■ **Aim of the task**:
Copy all the entries word for word, but omit the pictures.

+++

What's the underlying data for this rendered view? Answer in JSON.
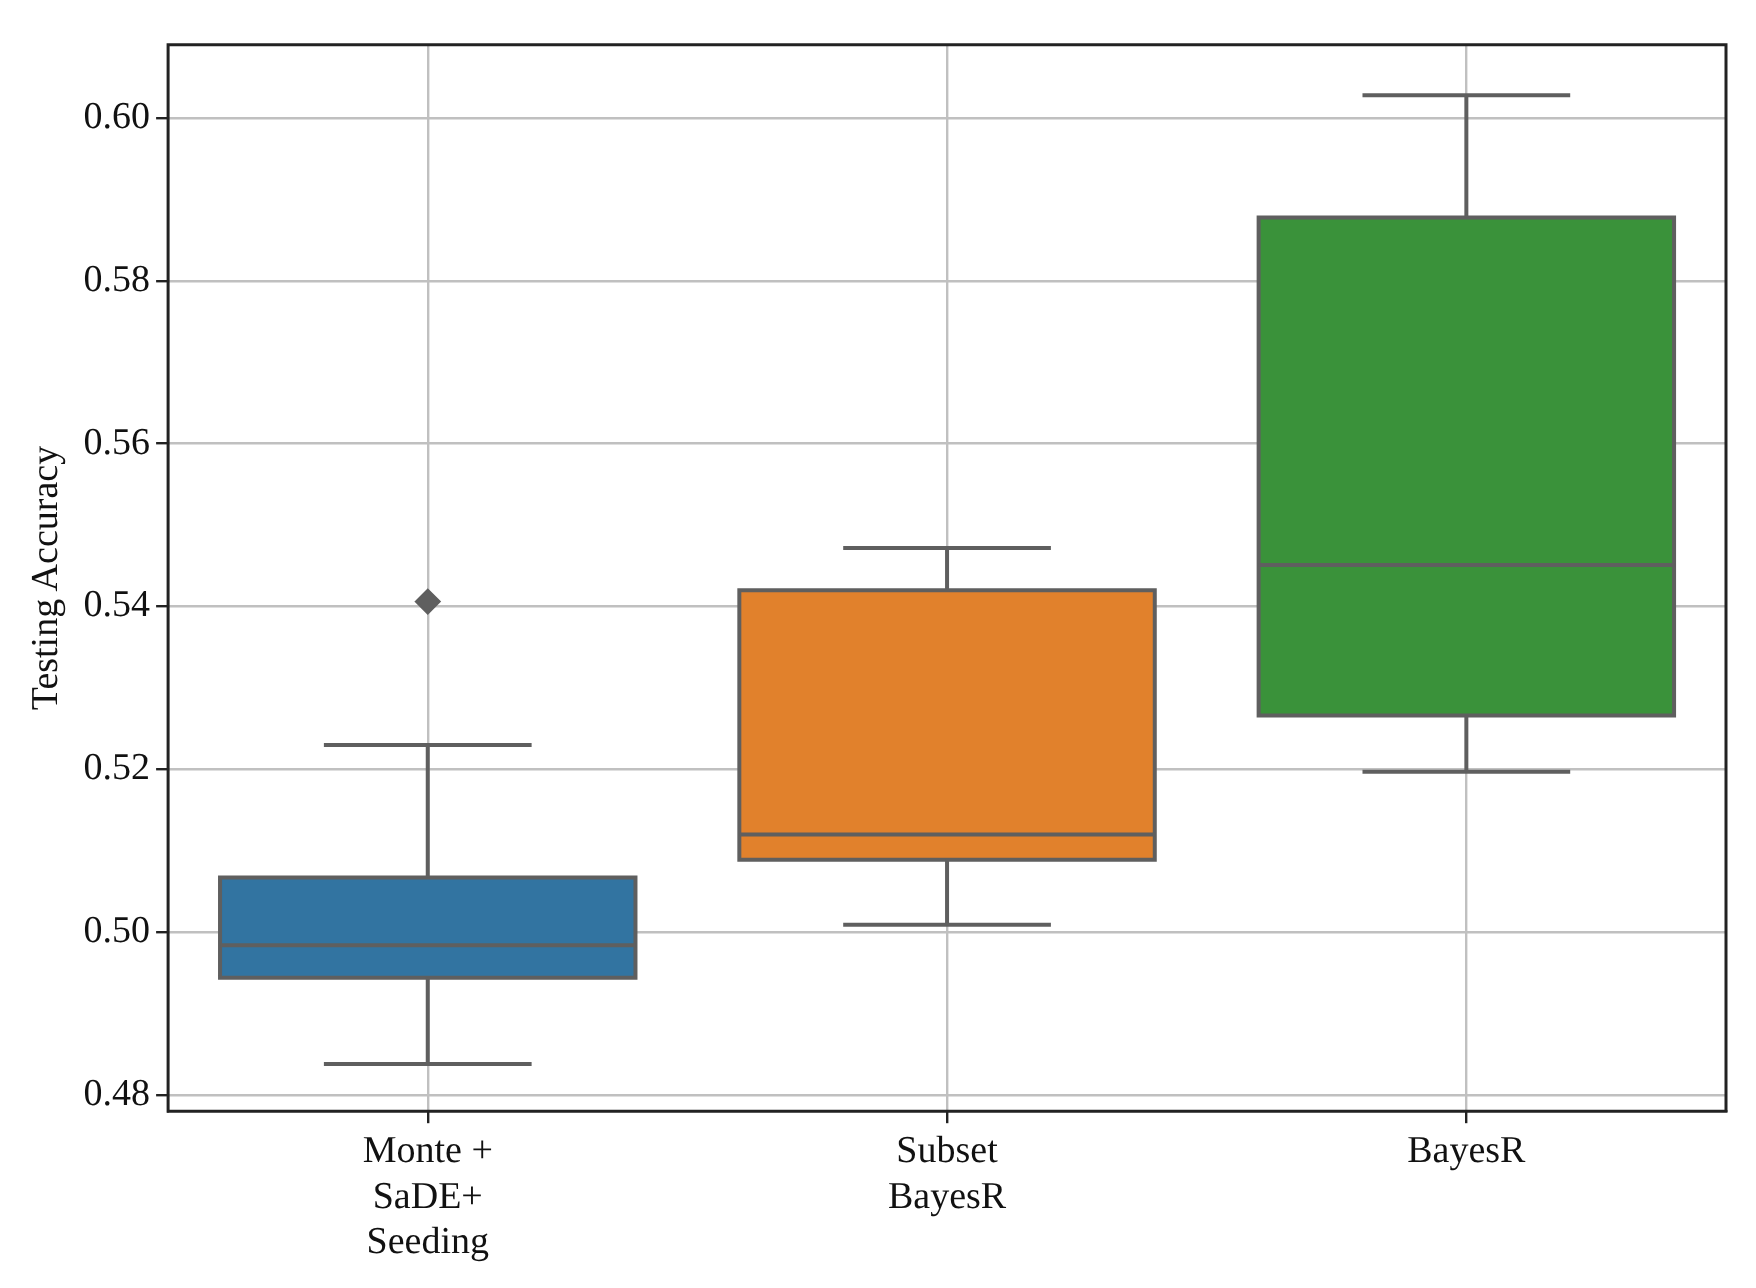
{
  "chart_data": {
    "type": "box",
    "ylabel": "Testing Accuracy",
    "categories": [
      "Monte + SaDE+ Seeding",
      "Subset BayesR",
      "BayesR"
    ],
    "boxes": [
      {
        "low": 0.4838,
        "q1": 0.4944,
        "median": 0.4984,
        "q3": 0.5067,
        "high": 0.523,
        "outliers": [
          0.5406
        ]
      },
      {
        "low": 0.5009,
        "q1": 0.5089,
        "median": 0.512,
        "q3": 0.542,
        "high": 0.5472
      },
      {
        "low": 0.5197,
        "q1": 0.5266,
        "median": 0.5451,
        "q3": 0.5878,
        "high": 0.6028
      }
    ],
    "colors": [
      "#3274a1",
      "#e1812c",
      "#3a923a"
    ],
    "ylim": [
      0.478,
      0.609
    ],
    "yticks": [
      {
        "value": 0.48,
        "label": "0.48"
      },
      {
        "value": 0.5,
        "label": "0.50"
      },
      {
        "value": 0.52,
        "label": "0.52"
      },
      {
        "value": 0.54,
        "label": "0.54"
      },
      {
        "value": 0.56,
        "label": "0.56"
      },
      {
        "value": 0.58,
        "label": "0.58"
      },
      {
        "value": 0.6,
        "label": "0.60"
      }
    ],
    "grid": true,
    "marker": "diamond"
  }
}
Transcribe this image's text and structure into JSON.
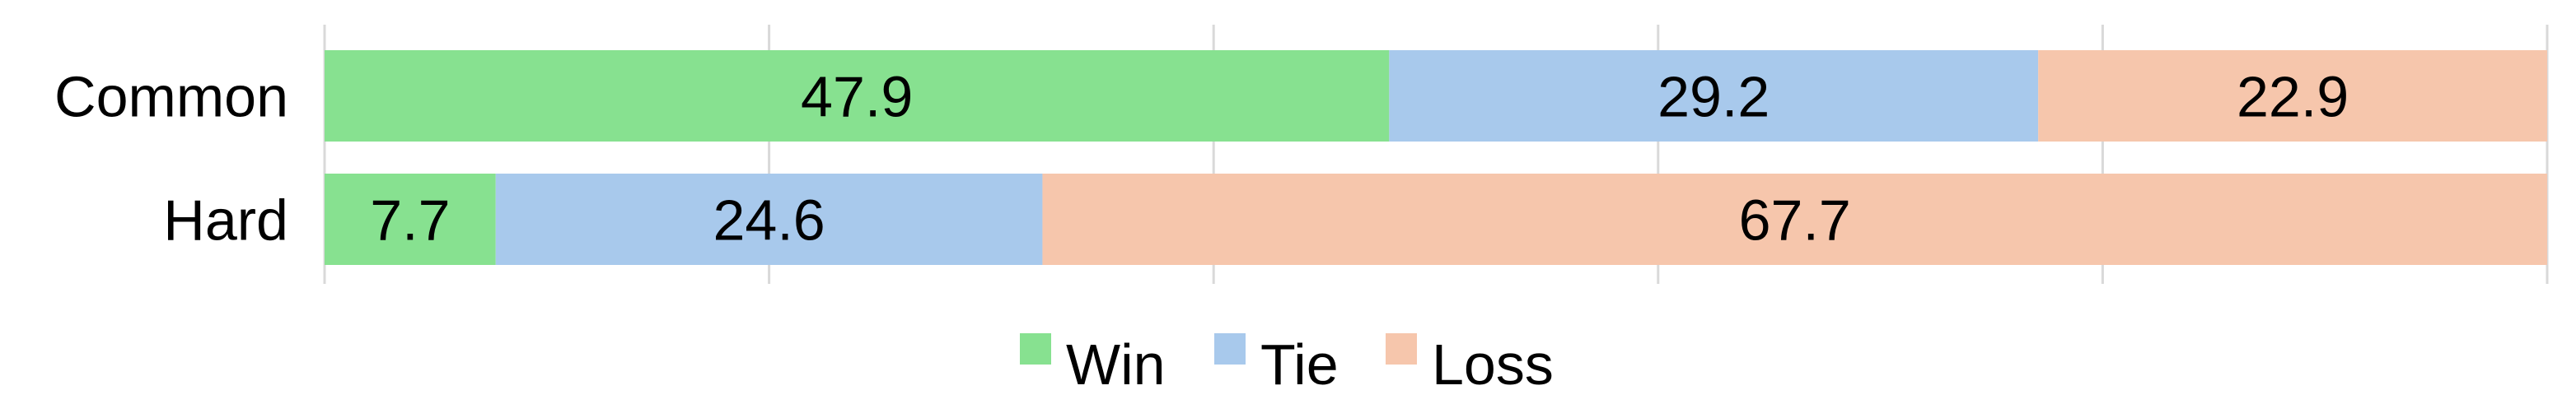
{
  "chart_data": {
    "type": "bar",
    "orientation": "horizontal",
    "stacked": true,
    "categories": [
      "Common",
      "Hard"
    ],
    "series": [
      {
        "name": "Win",
        "values": [
          47.9,
          7.7
        ],
        "color": "#87e190"
      },
      {
        "name": "Tie",
        "values": [
          29.2,
          24.6
        ],
        "color": "#a8c9ec"
      },
      {
        "name": "Loss",
        "values": [
          22.9,
          67.7
        ],
        "color": "#f6c6ac"
      }
    ],
    "xlim": [
      0,
      100
    ],
    "grid": true,
    "legend": "bottom"
  }
}
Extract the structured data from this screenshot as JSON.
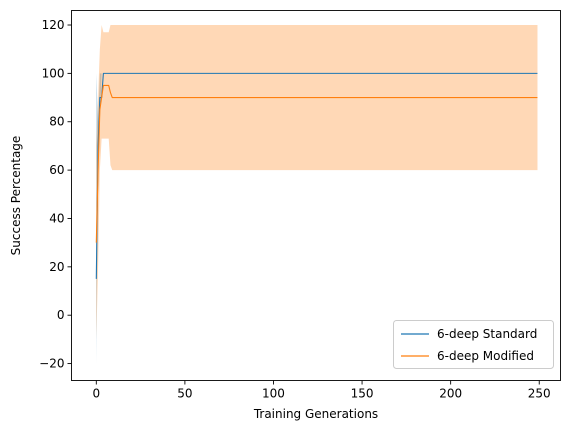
{
  "chart_data": {
    "type": "line",
    "title": "",
    "xlabel": "Training Generations",
    "ylabel": "Success Percentage",
    "xlim": [
      -14,
      262
    ],
    "ylim": [
      -27,
      126
    ],
    "xticks": [
      0,
      50,
      100,
      150,
      200,
      250
    ],
    "yticks": [
      -20,
      0,
      20,
      40,
      60,
      80,
      100,
      120
    ],
    "grid": false,
    "legend_position": "lower-right",
    "series": [
      {
        "name": "6-deep Standard",
        "color": "#1f77b4",
        "band_color": "#1f77b4",
        "x": [
          0,
          1,
          2,
          3,
          4,
          5,
          249
        ],
        "y": [
          15,
          70,
          90,
          90,
          100,
          100,
          100
        ],
        "lower": [
          -20,
          60,
          80,
          100,
          100,
          100,
          100
        ],
        "upper": [
          100,
          80,
          100,
          100,
          100,
          100,
          100
        ]
      },
      {
        "name": "6-deep Modified",
        "color": "#ff7f0e",
        "band_color": "#ff7f0e",
        "x": [
          0,
          1,
          2,
          3,
          4,
          5,
          6,
          7,
          8,
          9,
          10,
          249
        ],
        "y": [
          30,
          60,
          85,
          90,
          95,
          95,
          95,
          95,
          92,
          90,
          90,
          90
        ],
        "lower": [
          -10,
          20,
          60,
          73,
          73,
          73,
          73,
          73,
          62,
          60,
          60,
          60
        ],
        "upper": [
          70,
          90,
          110,
          120,
          117,
          117,
          117,
          117,
          120,
          120,
          120,
          120
        ]
      }
    ]
  }
}
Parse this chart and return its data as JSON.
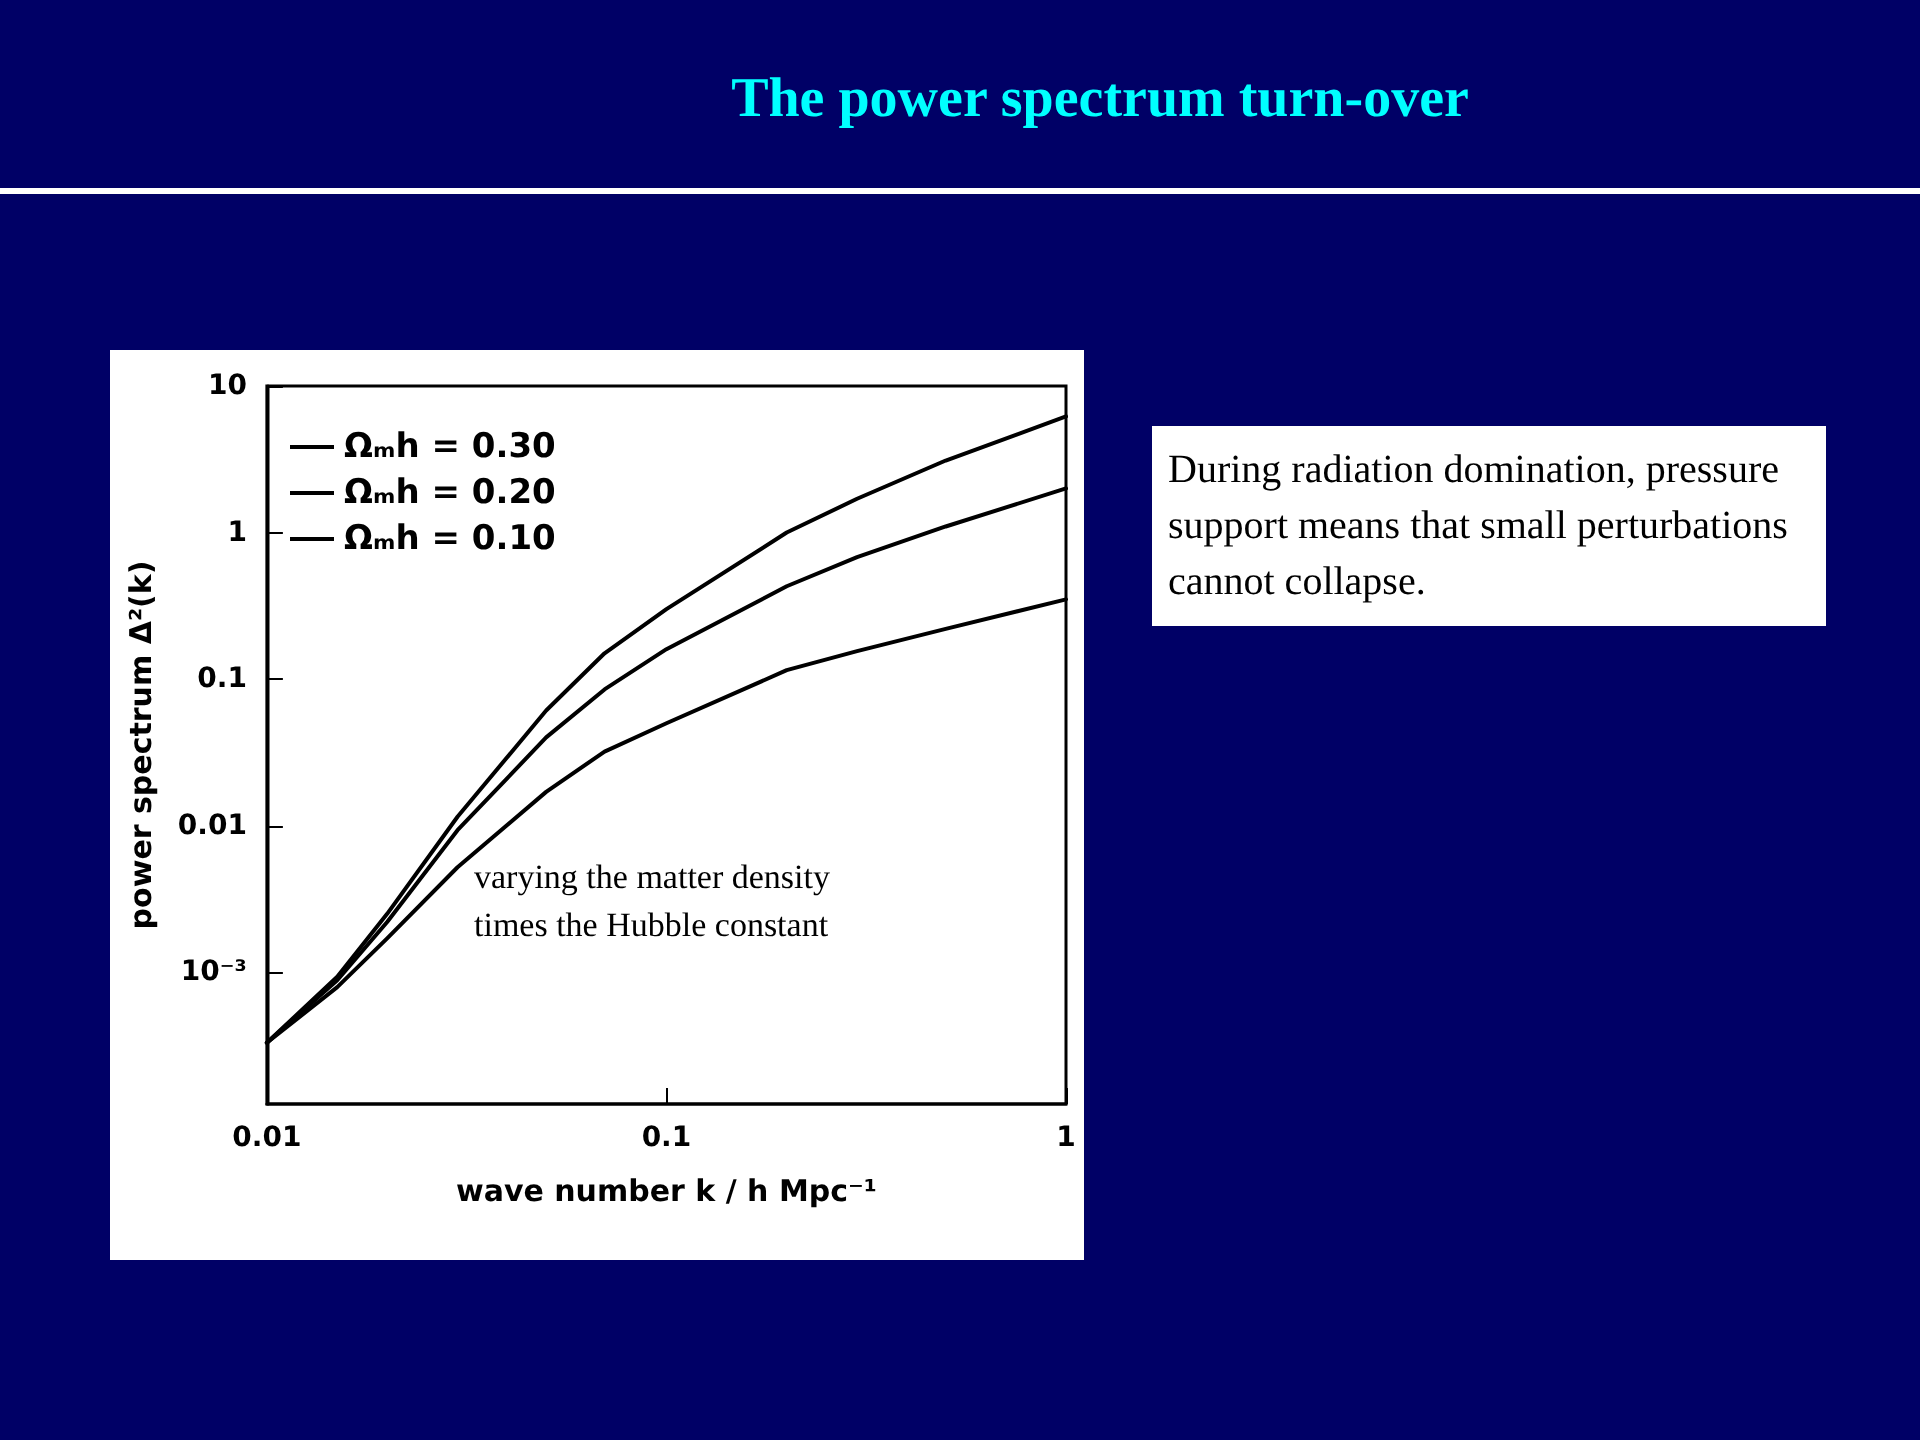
{
  "chart_data": {
    "type": "line",
    "title": "The power spectrum turn-over",
    "xlabel": "wave number k / h Mpc⁻¹",
    "ylabel": "power spectrum Δ²(k)",
    "log": "xy",
    "xlim": [
      0.01,
      1
    ],
    "xticks": [
      0.01,
      0.1,
      1
    ],
    "ylim": [
      0.000126,
      10
    ],
    "yticks": [
      {
        "value": 0.001,
        "label": "10⁻³"
      },
      0.01,
      0.1,
      1,
      10
    ],
    "grid": false,
    "legend": "top left",
    "marker": "none",
    "line_style": "solid",
    "x": [
      0.01,
      0.015,
      0.02,
      0.03,
      0.05,
      0.07,
      0.1,
      0.2,
      0.3,
      0.5,
      1
    ],
    "series": [
      {
        "name": "Ωₘh = 0.30",
        "color": "#000000",
        "values": [
          0.00033,
          0.00093,
          0.0025,
          0.0115,
          0.061,
          0.15,
          0.3,
          1.0,
          1.7,
          3.1,
          6.2
        ]
      },
      {
        "name": "Ωₘh = 0.20",
        "color": "#000000",
        "values": [
          0.00033,
          0.00088,
          0.0022,
          0.0093,
          0.04,
          0.085,
          0.16,
          0.43,
          0.68,
          1.1,
          2.0
        ]
      },
      {
        "name": "Ωₘh = 0.10",
        "color": "#000000",
        "values": [
          0.00033,
          0.00079,
          0.0017,
          0.0052,
          0.017,
          0.032,
          0.05,
          0.115,
          0.155,
          0.22,
          0.35
        ]
      }
    ],
    "annotations": [
      "varying the matter density\ntimes the Hubble constant",
      "During radiation domination, pressure support means that small perturbations cannot collapse."
    ]
  }
}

+++

■ **Expected answer**:
What's the underlying data for this rendered view? Answer in JSON.
{
  "chart_data": {
    "type": "box",
    "ylabel": "Testing Accuracy",
    "categories": [
      "Monte + SaDE+ Seeding",
      "Subset BayesR",
      "BayesR"
    ],
    "boxes": [
      {
        "low": 0.4838,
        "q1": 0.4944,
        "median": 0.4984,
        "q3": 0.5067,
        "high": 0.523,
        "outliers": [
          0.5406
        ]
      },
      {
        "low": 0.5009,
        "q1": 0.5089,
        "median": 0.512,
        "q3": 0.542,
        "high": 0.5472
      },
      {
        "low": 0.5197,
        "q1": 0.5266,
        "median": 0.5451,
        "q3": 0.5878,
        "high": 0.6028
      }
    ],
    "colors": [
      "#3274a1",
      "#e1812c",
      "#3a923a"
    ],
    "ylim": [
      0.478,
      0.609
    ],
    "yticks": [
      {
        "value": 0.48,
        "label": "0.48"
      },
      {
        "value": 0.5,
        "label": "0.50"
      },
      {
        "value": 0.52,
        "label": "0.52"
      },
      {
        "value": 0.54,
        "label": "0.54"
      },
      {
        "value": 0.56,
        "label": "0.56"
      },
      {
        "value": 0.58,
        "label": "0.58"
      },
      {
        "value": 0.6,
        "label": "0.60"
      }
    ],
    "grid": true,
    "marker": "diamond"
  }
}
Transcribe this image's text and structure into JSON.
{
  "chart_data": {
    "type": "bar",
    "orientation": "horizontal",
    "stacked": true,
    "categories": [
      "Common",
      "Hard"
    ],
    "series": [
      {
        "name": "Win",
        "values": [
          47.9,
          7.7
        ],
        "color": "#87e190"
      },
      {
        "name": "Tie",
        "values": [
          29.2,
          24.6
        ],
        "color": "#a8c9ec"
      },
      {
        "name": "Loss",
        "values": [
          22.9,
          67.7
        ],
        "color": "#f6c6ac"
      }
    ],
    "xlim": [
      0,
      100
    ],
    "grid": true,
    "legend": "bottom"
  }
}
Extract the structured data from this screenshot as JSON.
{
  "chart_data": {
    "type": "line",
    "title": "",
    "xlabel": "Training Generations",
    "ylabel": "Success Percentage",
    "xlim": [
      -14,
      262
    ],
    "ylim": [
      -27,
      126
    ],
    "xticks": [
      0,
      50,
      100,
      150,
      200,
      250
    ],
    "yticks": [
      -20,
      0,
      20,
      40,
      60,
      80,
      100,
      120
    ],
    "grid": false,
    "legend_position": "lower-right",
    "series": [
      {
        "name": "6-deep Standard",
        "color": "#1f77b4",
        "band_color": "#1f77b4",
        "x": [
          0,
          1,
          2,
          3,
          4,
          5,
          249
        ],
        "y": [
          15,
          70,
          90,
          90,
          100,
          100,
          100
        ],
        "lower": [
          -20,
          60,
          80,
          100,
          100,
          100,
          100
        ],
        "upper": [
          100,
          80,
          100,
          100,
          100,
          100,
          100
        ]
      },
      {
        "name": "6-deep Modified",
        "color": "#ff7f0e",
        "band_color": "#ff7f0e",
        "x": [
          0,
          1,
          2,
          3,
          4,
          5,
          6,
          7,
          8,
          9,
          10,
          249
        ],
        "y": [
          30,
          60,
          85,
          90,
          95,
          95,
          95,
          95,
          92,
          90,
          90,
          90
        ],
        "lower": [
          -10,
          20,
          60,
          73,
          73,
          73,
          73,
          73,
          62,
          60,
          60,
          60
        ],
        "upper": [
          70,
          90,
          110,
          120,
          117,
          117,
          117,
          117,
          120,
          120,
          120,
          120
        ]
      }
    ]
  }
}
Parse this chart and return its data as JSON.
{
  "chart_data": {
    "type": "line",
    "title": "The power spectrum turn-over",
    "xlabel": "wave number k / h Mpc⁻¹",
    "ylabel": "power spectrum Δ²(k)",
    "log": "xy",
    "xlim": [
      0.01,
      1
    ],
    "xticks": [
      0.01,
      0.1,
      1
    ],
    "ylim": [
      0.000126,
      10
    ],
    "yticks": [
      {
        "value": 0.001,
        "label": "10⁻³"
      },
      0.01,
      0.1,
      1,
      10
    ],
    "grid": false,
    "legend": "top left",
    "marker": "none",
    "line_style": "solid",
    "x": [
      0.01,
      0.015,
      0.02,
      0.03,
      0.05,
      0.07,
      0.1,
      0.2,
      0.3,
      0.5,
      1
    ],
    "series": [
      {
        "name": "Ωₘh = 0.30",
        "color": "#000000",
        "values": [
          0.00033,
          0.00093,
          0.0025,
          0.0115,
          0.061,
          0.15,
          0.3,
          1.0,
          1.7,
          3.1,
          6.2
        ]
      },
      {
        "name": "Ωₘh = 0.20",
        "color": "#000000",
        "values": [
          0.00033,
          0.00088,
          0.0022,
          0.0093,
          0.04,
          0.085,
          0.16,
          0.43,
          0.68,
          1.1,
          2.0
        ]
      },
      {
        "name": "Ωₘh = 0.10",
        "color": "#000000",
        "values": [
          0.00033,
          0.00079,
          0.0017,
          0.0052,
          0.017,
          0.032,
          0.05,
          0.115,
          0.155,
          0.22,
          0.35
        ]
      }
    ],
    "annotations": [
      "varying the matter density\ntimes the Hubble constant",
      "During radiation domination, pressure support means that small perturbations cannot collapse."
    ]
  }
}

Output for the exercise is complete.